[Records for the task start]

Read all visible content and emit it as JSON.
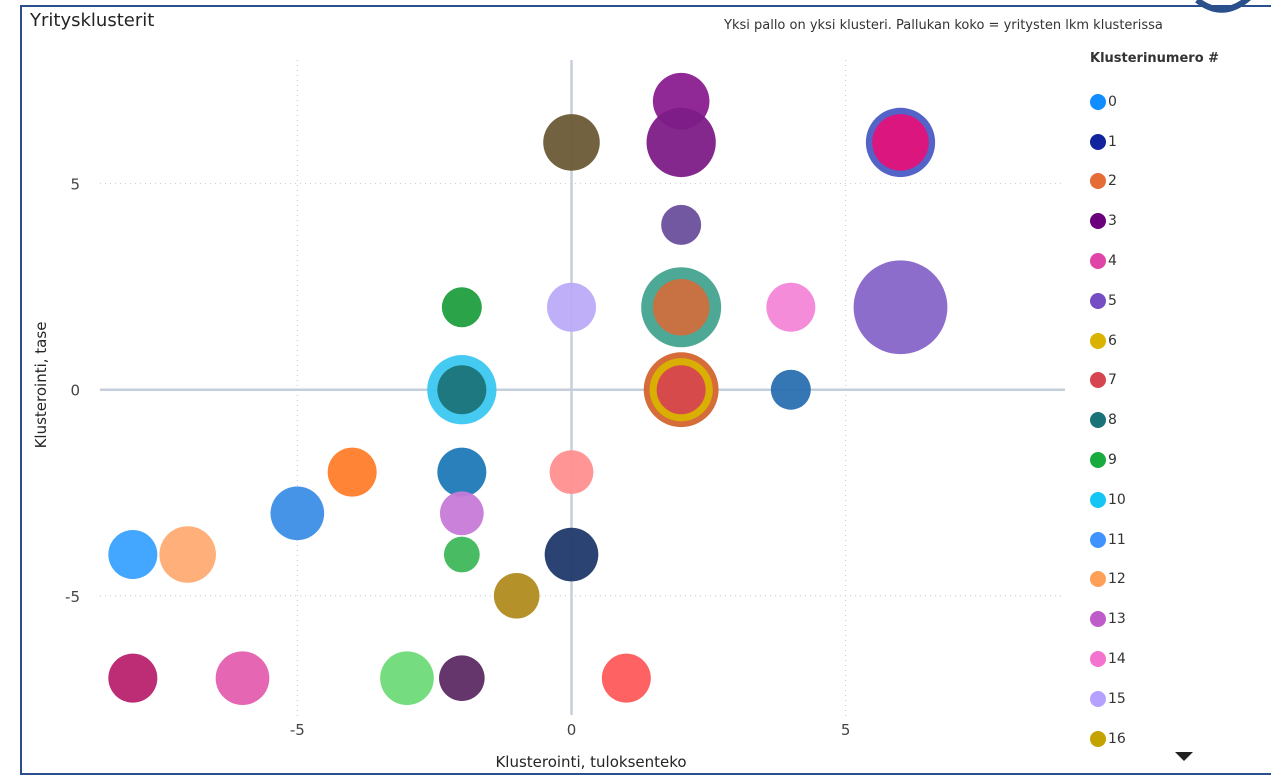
{
  "header": {
    "title": "Yritysklusterit",
    "subtitle": "Yksi pallo on yksi klusteri. Pallukan koko = yritysten lkm klusterissa"
  },
  "legend": {
    "title": "Klusterinumero #",
    "items": [
      {
        "label": "0",
        "color": "#118dff"
      },
      {
        "label": "1",
        "color": "#12239e"
      },
      {
        "label": "2",
        "color": "#e66c37"
      },
      {
        "label": "3",
        "color": "#6b007b"
      },
      {
        "label": "4",
        "color": "#e044a7"
      },
      {
        "label": "5",
        "color": "#744ec2"
      },
      {
        "label": "6",
        "color": "#d9b300"
      },
      {
        "label": "7",
        "color": "#d64550"
      },
      {
        "label": "8",
        "color": "#197278"
      },
      {
        "label": "9",
        "color": "#1aab40"
      },
      {
        "label": "10",
        "color": "#15c6f4"
      },
      {
        "label": "11",
        "color": "#4092ff"
      },
      {
        "label": "12",
        "color": "#ffa058"
      },
      {
        "label": "13",
        "color": "#be5dc9"
      },
      {
        "label": "14",
        "color": "#f472d0"
      },
      {
        "label": "15",
        "color": "#b5a1ff"
      },
      {
        "label": "16",
        "color": "#c4a200"
      }
    ],
    "more_icon": "caret-down-icon"
  },
  "chart_data": {
    "type": "scatter",
    "xlabel": "Klusterointi, tuloksenteko",
    "ylabel": "Klusterointi, tase",
    "xlim": [
      -9,
      9
    ],
    "ylim": [
      -8.5,
      8
    ],
    "xticks": [
      -5,
      0,
      5
    ],
    "yticks": [
      5,
      0,
      -5
    ],
    "grid": true,
    "legend_position": "right",
    "points": [
      {
        "x": 2,
        "y": 7,
        "size": 2,
        "color": "#8a1e8f"
      },
      {
        "x": 0,
        "y": 6,
        "size": 2,
        "color": "#6b5a36"
      },
      {
        "x": 2,
        "y": 6,
        "size": 3,
        "color": "#7d1c87"
      },
      {
        "x": 6,
        "y": 6,
        "size": 3,
        "color": "#4a5bc4"
      },
      {
        "x": 6,
        "y": 6,
        "size": 2,
        "color": "#e3127a"
      },
      {
        "x": 2,
        "y": 4,
        "size": 1,
        "color": "#6a4f9c"
      },
      {
        "x": -2,
        "y": 2,
        "size": 1,
        "color": "#1f9e3f"
      },
      {
        "x": 0,
        "y": 2,
        "size": 1.5,
        "color": "#bcaaf8"
      },
      {
        "x": 2,
        "y": 2,
        "size": 4,
        "color": "#43a48f"
      },
      {
        "x": 2,
        "y": 2,
        "size": 2,
        "color": "#cf6e3e"
      },
      {
        "x": 4,
        "y": 2,
        "size": 1.5,
        "color": "#f386d8"
      },
      {
        "x": 6,
        "y": 2,
        "size": 5.5,
        "color": "#8765c8"
      },
      {
        "x": -2,
        "y": 0,
        "size": 3,
        "color": "#3bc8f0"
      },
      {
        "x": -2,
        "y": 0,
        "size": 1.5,
        "color": "#1c7378"
      },
      {
        "x": 2,
        "y": 0,
        "size": 3.5,
        "color": "#d4642e"
      },
      {
        "x": 2,
        "y": 0,
        "size": 2.5,
        "color": "#d9b300"
      },
      {
        "x": 2,
        "y": 0,
        "size": 1.5,
        "color": "#d64550"
      },
      {
        "x": 4,
        "y": 0,
        "size": 1,
        "color": "#2a6fb0"
      },
      {
        "x": -4,
        "y": -2,
        "size": 1.5,
        "color": "#ff7d2a"
      },
      {
        "x": -2,
        "y": -2,
        "size": 1.5,
        "color": "#1f79b7"
      },
      {
        "x": 0,
        "y": -2,
        "size": 1.2,
        "color": "#ff8f8f"
      },
      {
        "x": -5,
        "y": -3,
        "size": 1.8,
        "color": "#3b8ee6"
      },
      {
        "x": -2,
        "y": -3,
        "size": 1.2,
        "color": "#c77ad8"
      },
      {
        "x": -8,
        "y": -4,
        "size": 1.5,
        "color": "#39a2ff"
      },
      {
        "x": -7,
        "y": -4,
        "size": 2,
        "color": "#ffab72"
      },
      {
        "x": -2,
        "y": -4,
        "size": 0.8,
        "color": "#3fb85b"
      },
      {
        "x": 0,
        "y": -4,
        "size": 1.8,
        "color": "#20396a"
      },
      {
        "x": -1,
        "y": -5,
        "size": 1.3,
        "color": "#b18b1f"
      },
      {
        "x": -8,
        "y": -7,
        "size": 1.5,
        "color": "#b8226e"
      },
      {
        "x": -6,
        "y": -7,
        "size": 1.8,
        "color": "#e45fb0"
      },
      {
        "x": -3,
        "y": -7,
        "size": 1.8,
        "color": "#6edb78"
      },
      {
        "x": -2,
        "y": -7,
        "size": 1.3,
        "color": "#5c2b63"
      },
      {
        "x": 1,
        "y": -7,
        "size": 1.5,
        "color": "#ff5a5a"
      }
    ]
  }
}
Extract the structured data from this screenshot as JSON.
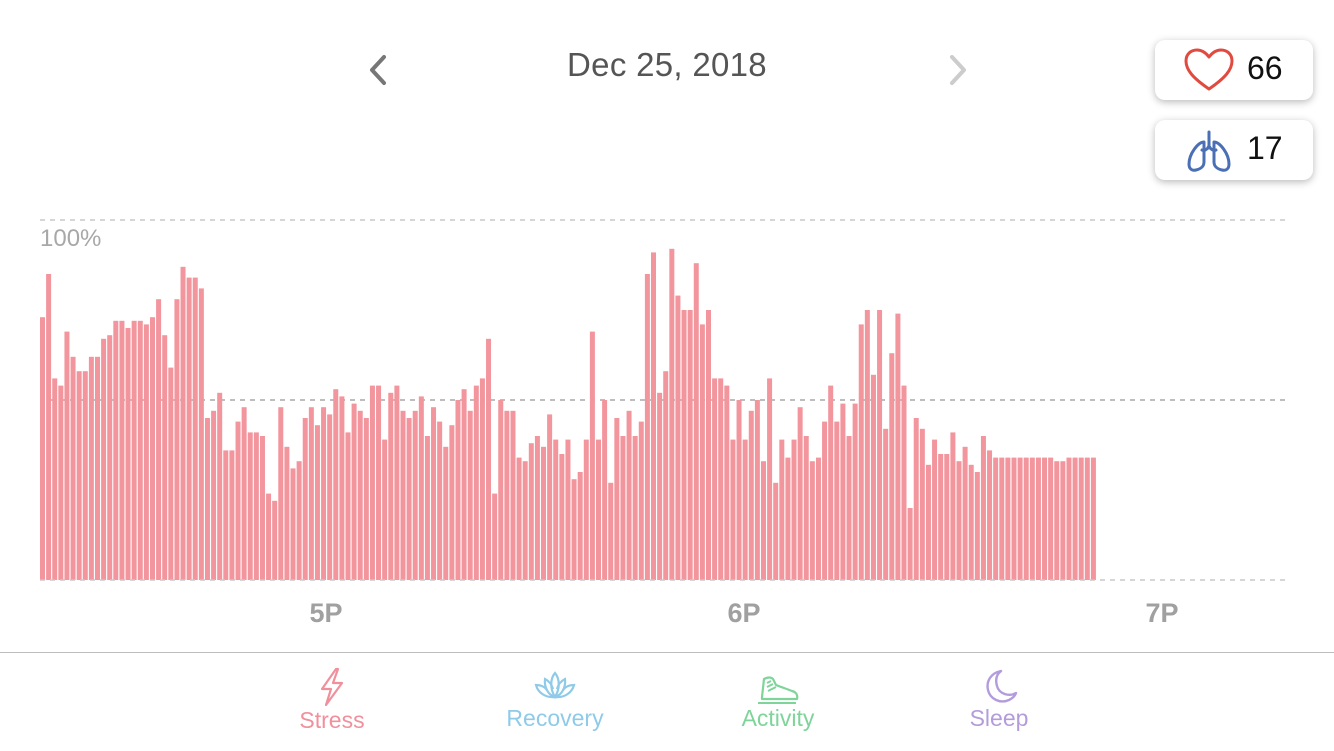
{
  "header": {
    "date": "Dec 25, 2018"
  },
  "metrics": {
    "heart_rate": {
      "value": "66",
      "icon": "heart-icon",
      "color": "#e04a3f"
    },
    "respiration": {
      "value": "17",
      "icon": "lungs-icon",
      "color": "#4a6fb5"
    }
  },
  "tabs": [
    {
      "label": "Stress",
      "icon": "lightning-icon",
      "color": "#f0909d",
      "active": true
    },
    {
      "label": "Recovery",
      "icon": "lotus-icon",
      "color": "#8fcbe8",
      "active": false
    },
    {
      "label": "Activity",
      "icon": "sneaker-icon",
      "color": "#7fd49a",
      "active": false
    },
    {
      "label": "Sleep",
      "icon": "moon-icon",
      "color": "#b49cdc",
      "active": false
    }
  ],
  "chart_data": {
    "type": "bar",
    "unit": "%",
    "ylim": [
      0,
      100
    ],
    "y_label": "100%",
    "grid": "dashed",
    "bar_color": "#f2959d",
    "x_ticks": [
      "5P",
      "6P",
      "7P"
    ],
    "values": [
      73,
      85,
      56,
      54,
      69,
      62,
      58,
      58,
      62,
      62,
      67,
      68,
      72,
      72,
      70,
      72,
      72,
      71,
      73,
      78,
      68,
      59,
      78,
      87,
      84,
      84,
      81,
      45,
      47,
      52,
      36,
      36,
      44,
      48,
      41,
      41,
      40,
      24,
      22,
      48,
      37,
      31,
      33,
      45,
      48,
      43,
      48,
      46,
      53,
      51,
      41,
      49,
      47,
      45,
      54,
      54,
      39,
      52,
      54,
      47,
      45,
      47,
      51,
      40,
      48,
      44,
      37,
      43,
      50,
      53,
      47,
      54,
      56,
      67,
      24,
      50,
      47,
      47,
      34,
      33,
      38,
      40,
      37,
      46,
      39,
      35,
      39,
      28,
      30,
      39,
      69,
      39,
      50,
      27,
      45,
      40,
      47,
      40,
      44,
      85,
      91,
      52,
      58,
      92,
      79,
      75,
      75,
      88,
      71,
      75,
      56,
      56,
      54,
      39,
      50,
      39,
      47,
      50,
      33,
      56,
      27,
      39,
      34,
      39,
      48,
      40,
      33,
      34,
      44,
      54,
      44,
      49,
      40,
      49,
      71,
      75,
      57,
      75,
      42,
      63,
      74,
      54,
      20,
      45,
      42,
      32,
      39,
      35,
      35,
      41,
      33,
      37,
      32,
      30,
      40,
      36,
      34,
      34,
      34,
      34,
      34,
      34,
      34,
      34,
      34,
      34,
      33,
      33,
      34,
      34,
      34,
      34,
      34
    ],
    "series_note": ""
  }
}
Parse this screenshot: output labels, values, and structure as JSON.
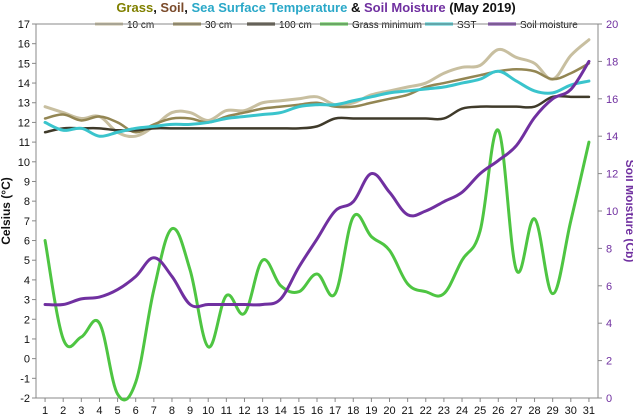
{
  "chart_data": {
    "type": "line",
    "title": {
      "parts": [
        {
          "text": "Grass",
          "color": "#808000"
        },
        {
          "text": ", ",
          "color": "#111111"
        },
        {
          "text": "Soil",
          "color": "#7a4a2a"
        },
        {
          "text": ", ",
          "color": "#111111"
        },
        {
          "text": "Sea Surface Temperature",
          "color": "#2aa8c8"
        },
        {
          "text": " & ",
          "color": "#111111"
        },
        {
          "text": "Soil Moisture",
          "color": "#7030a0"
        },
        {
          "text": " (May 2019)",
          "color": "#111111"
        }
      ]
    },
    "xlabel": "",
    "ylabel": "Celsius (°C)",
    "y2label": "Soil Moisture (Cb)",
    "ylim": [
      -2,
      17
    ],
    "y2lim": [
      0,
      20
    ],
    "yticks": [
      "-2",
      "-1",
      "0",
      "1",
      "2",
      "3",
      "4",
      "5",
      "6",
      "7",
      "8",
      "9",
      "10",
      "11",
      "12",
      "13",
      "14",
      "15",
      "16",
      "17"
    ],
    "y2ticks": [
      "0",
      "2",
      "4",
      "6",
      "8",
      "10",
      "12",
      "14",
      "16",
      "18",
      "20"
    ],
    "x": [
      "1",
      "2",
      "3",
      "4",
      "5",
      "6",
      "7",
      "8",
      "9",
      "10",
      "11",
      "12",
      "13",
      "14",
      "15",
      "16",
      "17",
      "18",
      "19",
      "20",
      "21",
      "22",
      "23",
      "24",
      "25",
      "26",
      "27",
      "28",
      "29",
      "30",
      "31"
    ],
    "grid": false,
    "legend_position": "top",
    "series": [
      {
        "name": "10 cm",
        "color": "#c8bfa0",
        "axis": "left",
        "values": [
          12.8,
          12.5,
          12.2,
          12.3,
          11.5,
          11.3,
          11.8,
          12.5,
          12.5,
          12.1,
          12.6,
          12.6,
          13.0,
          13.1,
          13.2,
          13.3,
          12.9,
          13.0,
          13.4,
          13.6,
          13.8,
          14.0,
          14.5,
          14.8,
          14.9,
          15.7,
          15.3,
          15.0,
          14.2,
          15.4,
          16.2
        ]
      },
      {
        "name": "30 cm",
        "color": "#938653",
        "axis": "left",
        "values": [
          12.2,
          12.4,
          12.1,
          12.3,
          12.0,
          11.5,
          11.9,
          12.2,
          12.2,
          12.0,
          12.3,
          12.5,
          12.7,
          12.8,
          12.9,
          13.0,
          12.8,
          12.8,
          13.0,
          13.2,
          13.4,
          13.8,
          14.0,
          14.2,
          14.4,
          14.6,
          14.7,
          14.6,
          14.2,
          14.5,
          15.0
        ]
      },
      {
        "name": "100 cm",
        "color": "#3f3a2a",
        "axis": "left",
        "values": [
          11.5,
          11.7,
          11.7,
          11.7,
          11.6,
          11.6,
          11.7,
          11.7,
          11.7,
          11.7,
          11.7,
          11.7,
          11.7,
          11.7,
          11.7,
          11.8,
          12.2,
          12.2,
          12.2,
          12.2,
          12.2,
          12.2,
          12.2,
          12.7,
          12.8,
          12.8,
          12.8,
          12.8,
          13.3,
          13.3,
          13.3
        ]
      },
      {
        "name": "Grass minimum",
        "color": "#4ec542",
        "axis": "left",
        "values": [
          6.0,
          1.0,
          1.1,
          1.8,
          -1.8,
          -1.2,
          3.5,
          6.6,
          4.5,
          0.6,
          3.2,
          2.3,
          5.0,
          3.7,
          3.4,
          4.3,
          3.3,
          7.2,
          6.2,
          5.5,
          3.8,
          3.4,
          3.3,
          5.0,
          6.5,
          11.6,
          4.5,
          7.1,
          3.3,
          7.0,
          11.0
        ]
      },
      {
        "name": "SST",
        "color": "#3ac4cc",
        "axis": "left",
        "values": [
          12.0,
          11.6,
          11.7,
          11.3,
          11.5,
          11.7,
          11.8,
          11.9,
          11.9,
          12.0,
          12.2,
          12.3,
          12.4,
          12.5,
          12.8,
          12.9,
          12.9,
          13.1,
          13.3,
          13.5,
          13.6,
          13.7,
          13.8,
          14.0,
          14.2,
          14.6,
          14.1,
          13.6,
          13.5,
          13.9,
          14.1
        ]
      },
      {
        "name": "Soil moisture",
        "color": "#7030a0",
        "axis": "right",
        "values": [
          5.0,
          5.0,
          5.3,
          5.4,
          5.8,
          6.5,
          7.5,
          6.5,
          5.0,
          5.0,
          5.0,
          5.0,
          5.0,
          5.3,
          7.0,
          8.5,
          10.0,
          10.5,
          12.0,
          11.0,
          9.8,
          10.0,
          10.5,
          11.0,
          12.0,
          12.7,
          13.5,
          15.0,
          16.0,
          16.5,
          18.0
        ]
      }
    ]
  }
}
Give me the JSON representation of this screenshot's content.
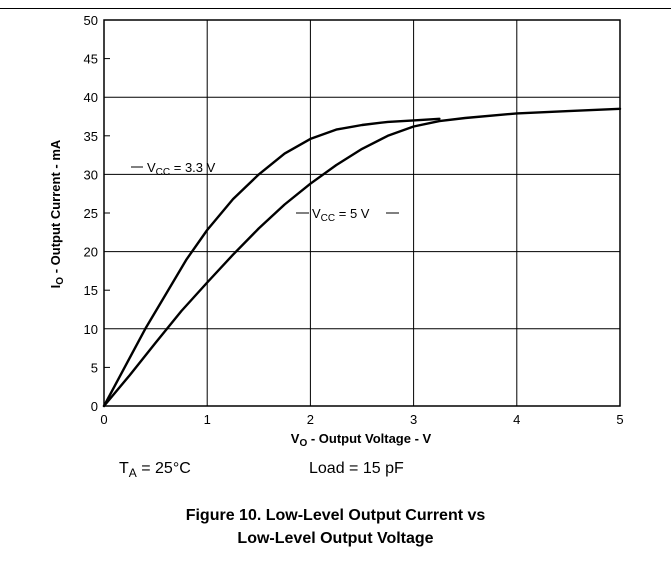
{
  "chart_data": {
    "type": "line",
    "xlabel": {
      "main": "V",
      "sub": "O",
      "rest": " - Output Voltage - V"
    },
    "ylabel": {
      "main": "I",
      "sub": "O",
      "rest": " - Output Current - mA"
    },
    "xlim": [
      0,
      5
    ],
    "ylim": [
      0,
      50
    ],
    "xticks": [
      "0",
      "1",
      "2",
      "3",
      "4",
      "5"
    ],
    "yticks": [
      "0",
      "5",
      "10",
      "15",
      "20",
      "25",
      "30",
      "35",
      "40",
      "45",
      "50"
    ],
    "grid": true,
    "series": [
      {
        "name": {
          "main": "V",
          "sub": "CC",
          "rest": " = 3.3 V"
        },
        "x": [
          0,
          0.2,
          0.4,
          0.6,
          0.8,
          1.0,
          1.25,
          1.5,
          1.75,
          2.0,
          2.25,
          2.5,
          2.75,
          3.0,
          3.25
        ],
        "y": [
          0,
          5.0,
          10.0,
          14.5,
          19.0,
          22.8,
          26.8,
          30.0,
          32.7,
          34.6,
          35.8,
          36.4,
          36.8,
          37.0,
          37.2
        ]
      },
      {
        "name": {
          "main": "V",
          "sub": "CC",
          "rest": " = 5 V"
        },
        "x": [
          0,
          0.25,
          0.5,
          0.75,
          1.0,
          1.25,
          1.5,
          1.75,
          2.0,
          2.25,
          2.5,
          2.75,
          3.0,
          3.25,
          3.5,
          4.0,
          4.5,
          5.0
        ],
        "y": [
          0,
          4.0,
          8.2,
          12.3,
          16.0,
          19.6,
          23.0,
          26.1,
          28.8,
          31.2,
          33.3,
          35.0,
          36.2,
          36.9,
          37.3,
          37.9,
          38.2,
          38.5
        ]
      }
    ]
  },
  "conditions": {
    "ta": {
      "main": "T",
      "sub": "A",
      "rest": " = 25°C"
    },
    "load": "Load = 15 pF"
  },
  "caption": {
    "line1": "Figure 10. Low-Level Output Current vs",
    "line2": "Low-Level Output Voltage"
  }
}
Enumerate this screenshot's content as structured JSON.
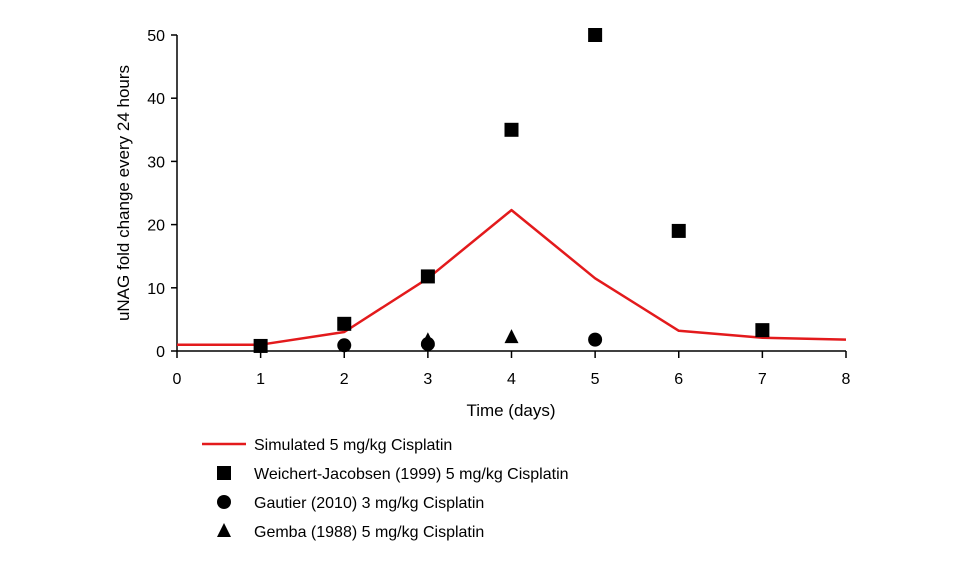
{
  "chart_data": {
    "type": "scatter",
    "title": "",
    "xlabel": "Time (days)",
    "ylabel": "uNAG fold change every 24 hours",
    "xlim": [
      0,
      8
    ],
    "ylim": [
      0,
      50
    ],
    "xticks": [
      "0",
      "1",
      "2",
      "3",
      "4",
      "5",
      "6",
      "7",
      "8"
    ],
    "yticks": [
      "0",
      "10",
      "20",
      "30",
      "40",
      "50"
    ],
    "grid": false,
    "legend_position": "bottom",
    "series": [
      {
        "name": "Simulated 5 mg/kg Cisplatin",
        "kind": "line",
        "color": "#e31a1c",
        "points": [
          [
            0,
            1.0
          ],
          [
            1,
            1.0
          ],
          [
            2,
            3.0
          ],
          [
            3,
            11.5
          ],
          [
            4,
            22.3
          ],
          [
            5,
            11.5
          ],
          [
            6,
            3.2
          ],
          [
            7,
            2.1
          ],
          [
            8,
            1.8
          ]
        ]
      },
      {
        "name": "Weichert-Jacobsen (1999) 5 mg/kg Cisplatin",
        "kind": "scatter",
        "marker": "square",
        "color": "#000000",
        "points": [
          [
            1,
            0.8
          ],
          [
            2,
            4.3
          ],
          [
            3,
            11.8
          ],
          [
            4,
            35.0
          ],
          [
            5,
            50.0
          ],
          [
            6,
            19.0
          ],
          [
            7,
            3.3
          ]
        ]
      },
      {
        "name": "Gautier (2010) 3 mg/kg Cisplatin",
        "kind": "scatter",
        "marker": "circle",
        "color": "#000000",
        "points": [
          [
            2,
            0.9
          ],
          [
            3,
            1.1
          ],
          [
            5,
            1.8
          ]
        ]
      },
      {
        "name": "Gemba (1988) 5 mg/kg Cisplatin",
        "kind": "scatter",
        "marker": "triangle",
        "color": "#000000",
        "points": [
          [
            3,
            1.7
          ],
          [
            4,
            2.2
          ]
        ]
      }
    ]
  }
}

[Records for the task end]

* Goal: In the listing, find each line with the string "Soil" and copy it.

* Problem solution:
          "text": "Soil",
          "text": "Soil Moisture",
    "y2label": "Soil Moisture (Cb)",
        "name": "Soil moisture",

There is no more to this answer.